**AIM:**
Rewrite the listing below with "Clear text" replaced by "Erase text" everywhere it appears, changing nothing else, and leave the pictures out of your answer.
== DATA FOR THIS TASK
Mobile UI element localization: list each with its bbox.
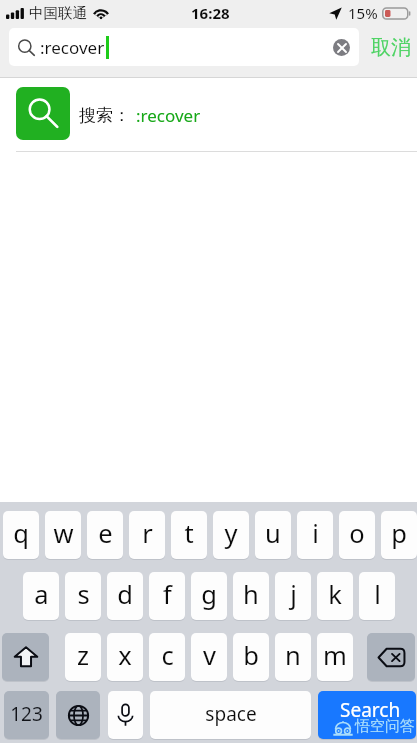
- button[interactable]: Shift: [2, 633, 49, 682]
- staticText: t: [184, 516, 194, 551]
- staticText: g: [201, 577, 217, 612]
- staticText: :recover: [40, 36, 105, 59]
- staticText: 15%: [348, 3, 378, 23]
- staticText: n: [285, 638, 301, 673]
- button[interactable]: a: [23, 572, 59, 621]
- staticText: Search: [340, 697, 401, 723]
- staticText: :recover: [136, 104, 201, 127]
- staticText: r: [142, 516, 153, 551]
- button[interactable]: w: [45, 511, 81, 560]
- button[interactable]: e: [87, 511, 123, 560]
- staticText: v: [203, 638, 216, 673]
- button[interactable]: v: [191, 633, 227, 682]
- staticText: 123: [10, 701, 43, 727]
- button[interactable]: Clear text: [333, 39, 350, 56]
- staticText: i: [312, 516, 319, 551]
- staticText: m: [323, 638, 347, 673]
- staticText: a: [34, 577, 49, 612]
- button[interactable]: Next keyboard: [56, 691, 100, 740]
- button[interactable]: o: [339, 511, 375, 560]
- button[interactable]: g: [191, 572, 227, 621]
- staticText: y: [224, 516, 238, 551]
- button[interactable]: :recover: [9, 28, 359, 66]
- staticText: 取消: [371, 35, 411, 60]
- staticText: w: [53, 516, 74, 551]
- button[interactable]: m: [317, 633, 353, 682]
- button[interactable]: r: [129, 511, 165, 560]
- button[interactable]: f: [149, 572, 185, 621]
- staticText: k: [328, 577, 342, 612]
- button[interactable]: x: [107, 633, 143, 682]
- button[interactable]: 取消: [366, 26, 414, 69]
- staticText: p: [391, 516, 407, 551]
- staticText: 搜索：: [79, 105, 130, 126]
- button[interactable]: 搜索：: [0, 78, 417, 152]
- button[interactable]: h: [233, 572, 269, 621]
- button[interactable]: k: [317, 572, 353, 621]
- button[interactable]: space: [150, 691, 311, 740]
- button[interactable]: y: [213, 511, 249, 560]
- button[interactable]: n: [275, 633, 311, 682]
- staticText: d: [117, 577, 133, 612]
- staticText: 悟空问答: [355, 717, 415, 736]
- button[interactable]: i: [297, 511, 333, 560]
- button[interactable]: t: [171, 511, 207, 560]
- staticText: l: [374, 577, 381, 612]
- staticText: h: [243, 577, 259, 612]
- staticText: 中国联通: [29, 4, 87, 22]
- staticText: z: [77, 638, 89, 673]
- button[interactable]: u: [255, 511, 291, 560]
- button[interactable]: Dictate: [108, 691, 143, 740]
- button[interactable]: d: [107, 572, 143, 621]
- staticText: u: [265, 516, 281, 551]
- button[interactable]: b: [233, 633, 269, 682]
- button[interactable]: p: [381, 511, 417, 560]
- staticText: space: [205, 701, 257, 727]
- button[interactable]: Search: [318, 691, 416, 740]
- button[interactable]: Backspace: [367, 633, 415, 682]
- button[interactable]: c: [149, 633, 185, 682]
- staticText: c: [161, 638, 174, 673]
- button[interactable]: l: [359, 572, 395, 621]
- staticText: q: [13, 516, 29, 551]
- button[interactable]: z: [65, 633, 101, 682]
- staticText: o: [349, 516, 365, 551]
- staticText: s: [77, 577, 90, 612]
- staticText: e: [98, 516, 113, 551]
- staticText: f: [163, 577, 172, 612]
- button[interactable]: j: [275, 572, 311, 621]
- staticText: x: [118, 638, 132, 673]
- button[interactable]: q: [3, 511, 39, 560]
- button[interactable]: s: [65, 572, 101, 621]
- staticText: j: [290, 577, 297, 612]
- button[interactable]: 123: [4, 691, 49, 740]
- staticText: 16:28: [191, 3, 230, 23]
- staticText: b: [243, 638, 259, 673]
====
**COMPLETED EXERCISE:**
Mobile UI element localization: list each with its bbox.
- button[interactable]: Shift: [2, 633, 49, 682]
- staticText: t: [184, 516, 194, 551]
- staticText: g: [201, 577, 217, 612]
- staticText: :recover: [40, 36, 105, 59]
- staticText: 15%: [348, 3, 378, 23]
- staticText: n: [285, 638, 301, 673]
- button[interactable]: a: [23, 572, 59, 621]
- staticText: Search: [340, 697, 401, 723]
- staticText: :recover: [136, 104, 201, 127]
- staticText: r: [142, 516, 153, 551]
- button[interactable]: w: [45, 511, 81, 560]
- button[interactable]: e: [87, 511, 123, 560]
- staticText: v: [203, 638, 216, 673]
- button[interactable]: v: [191, 633, 227, 682]
- staticText: 123: [10, 701, 43, 727]
- button[interactable]: Erase text: [333, 39, 350, 56]
- staticText: i: [312, 516, 319, 551]
- staticText: m: [323, 638, 347, 673]
- staticText: a: [34, 577, 49, 612]
- button[interactable]: Next keyboard: [56, 691, 100, 740]
- button[interactable]: o: [339, 511, 375, 560]
- button[interactable]: g: [191, 572, 227, 621]
- staticText: y: [224, 516, 238, 551]
- button[interactable]: :recover: [9, 28, 359, 66]
- staticText: 取消: [371, 35, 411, 60]
- staticText: w: [53, 516, 74, 551]
- button[interactable]: m: [317, 633, 353, 682]
- button[interactable]: r: [129, 511, 165, 560]
- button[interactable]: f: [149, 572, 185, 621]
- staticText: k: [328, 577, 342, 612]
- button[interactable]: x: [107, 633, 143, 682]
- button[interactable]: 取消: [366, 26, 414, 69]
- staticText: p: [391, 516, 407, 551]
- staticText: 搜索：: [79, 105, 130, 126]
- button[interactable]: 搜索：: [0, 78, 417, 152]
- button[interactable]: h: [233, 572, 269, 621]
- button[interactable]: k: [317, 572, 353, 621]
- button[interactable]: space: [150, 691, 311, 740]
- button[interactable]: y: [213, 511, 249, 560]
- button[interactable]: n: [275, 633, 311, 682]
- staticText: d: [117, 577, 133, 612]
- staticText: 悟空问答: [355, 717, 415, 736]
- button[interactable]: i: [297, 511, 333, 560]
- button[interactable]: t: [171, 511, 207, 560]
- staticText: l: [374, 577, 381, 612]
- staticText: h: [243, 577, 259, 612]
- staticText: 中国联通: [29, 4, 87, 22]
- staticText: z: [77, 638, 89, 673]
- button[interactable]: u: [255, 511, 291, 560]
- button[interactable]: Dictate: [108, 691, 143, 740]
- button[interactable]: d: [107, 572, 143, 621]
- staticText: u: [265, 516, 281, 551]
- button[interactable]: b: [233, 633, 269, 682]
- button[interactable]: p: [381, 511, 417, 560]
- staticText: space: [205, 701, 257, 727]
- button[interactable]: Search: [318, 691, 416, 740]
- button[interactable]: Backspace: [367, 633, 415, 682]
- button[interactable]: c: [149, 633, 185, 682]
- staticText: c: [161, 638, 174, 673]
- button[interactable]: l: [359, 572, 395, 621]
- staticText: q: [13, 516, 29, 551]
- button[interactable]: z: [65, 633, 101, 682]
- staticText: o: [349, 516, 365, 551]
- staticText: s: [77, 577, 90, 612]
- staticText: e: [98, 516, 113, 551]
- staticText: f: [163, 577, 172, 612]
- button[interactable]: j: [275, 572, 311, 621]
- staticText: x: [118, 638, 132, 673]
- button[interactable]: q: [3, 511, 39, 560]
- button[interactable]: s: [65, 572, 101, 621]
- staticText: j: [290, 577, 297, 612]
- button[interactable]: 123: [4, 691, 49, 740]
- staticText: 16:28: [191, 3, 230, 23]
- staticText: b: [243, 638, 259, 673]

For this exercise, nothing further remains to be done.